═══ Excerpted records ═══

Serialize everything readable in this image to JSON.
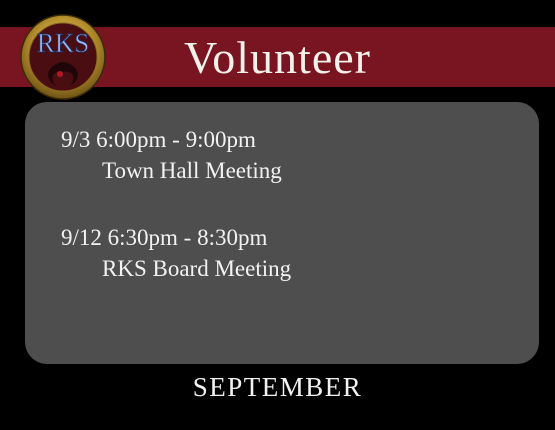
{
  "header": {
    "title": "Volunteer",
    "logo_text": "RKS",
    "banner_color": "#781520"
  },
  "events": [
    {
      "time": "9/3 6:00pm - 9:00pm",
      "name": "Town Hall Meeting"
    },
    {
      "time": "9/12 6:30pm - 8:30pm",
      "name": "RKS Board Meeting"
    }
  ],
  "footer": {
    "month": "SEPTEMBER"
  },
  "colors": {
    "background": "#000000",
    "panel": "#4e4e4e",
    "text": "#f2f2f2",
    "logo_gold": "#b8922e",
    "logo_text": "#9fb6e6"
  }
}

═══

Task brief:
The pictures should not be reproduced; quote all of the other material exactly.

Written solution:
Serialize everything readable in this image to JSON.
{
  "header": {
    "title": "Volunteer",
    "logo_text": "RKS",
    "banner_color": "#781520"
  },
  "events": [
    {
      "time": "9/3 6:00pm - 9:00pm",
      "name": "Town Hall Meeting"
    },
    {
      "time": "9/12 6:30pm - 8:30pm",
      "name": "RKS Board Meeting"
    }
  ],
  "footer": {
    "month": "SEPTEMBER"
  },
  "colors": {
    "background": "#000000",
    "panel": "#4e4e4e",
    "text": "#f2f2f2",
    "logo_gold": "#b8922e",
    "logo_text": "#9fb6e6"
  }
}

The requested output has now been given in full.